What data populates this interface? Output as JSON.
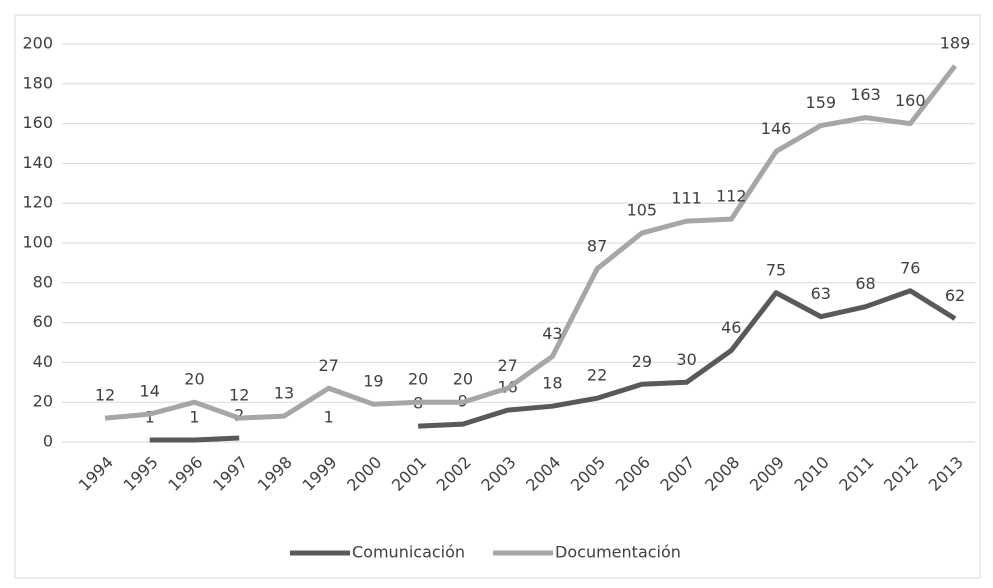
{
  "chart_data": {
    "type": "line",
    "x": [
      "1994",
      "1995",
      "1996",
      "1997",
      "1998",
      "1999",
      "2000",
      "2001",
      "2002",
      "2003",
      "2004",
      "2005",
      "2006",
      "2007",
      "2008",
      "2009",
      "2010",
      "2011",
      "2012",
      "2013"
    ],
    "series": [
      {
        "name": "Comunicación",
        "color": "#595959",
        "values": [
          null,
          1,
          1,
          2,
          null,
          1,
          null,
          8,
          9,
          16,
          18,
          22,
          29,
          30,
          46,
          75,
          63,
          68,
          76,
          62
        ]
      },
      {
        "name": "Documentación",
        "color": "#a6a6a6",
        "values": [
          12,
          14,
          20,
          12,
          13,
          27,
          19,
          20,
          20,
          27,
          43,
          87,
          105,
          111,
          112,
          146,
          159,
          163,
          160,
          189
        ]
      }
    ],
    "ylim": [
      0,
      200
    ],
    "yticks": [
      0,
      20,
      40,
      60,
      80,
      100,
      120,
      140,
      160,
      180,
      200
    ],
    "grid": true,
    "legend": "bottom"
  }
}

● **Objective**
Reproduce the records, all of them, word for word; omit the pictures.

● **The result**
What data populates this interface? Output as JSON.
{
  "chart_data": {
    "type": "line",
    "x": [
      "1994",
      "1995",
      "1996",
      "1997",
      "1998",
      "1999",
      "2000",
      "2001",
      "2002",
      "2003",
      "2004",
      "2005",
      "2006",
      "2007",
      "2008",
      "2009",
      "2010",
      "2011",
      "2012",
      "2013"
    ],
    "series": [
      {
        "name": "Comunicación",
        "color": "#595959",
        "values": [
          null,
          1,
          1,
          2,
          null,
          1,
          null,
          8,
          9,
          16,
          18,
          22,
          29,
          30,
          46,
          75,
          63,
          68,
          76,
          62
        ]
      },
      {
        "name": "Documentación",
        "color": "#a6a6a6",
        "values": [
          12,
          14,
          20,
          12,
          13,
          27,
          19,
          20,
          20,
          27,
          43,
          87,
          105,
          111,
          112,
          146,
          159,
          163,
          160,
          189
        ]
      }
    ],
    "ylim": [
      0,
      200
    ],
    "yticks": [
      0,
      20,
      40,
      60,
      80,
      100,
      120,
      140,
      160,
      180,
      200
    ],
    "grid": true,
    "legend": "bottom"
  }
}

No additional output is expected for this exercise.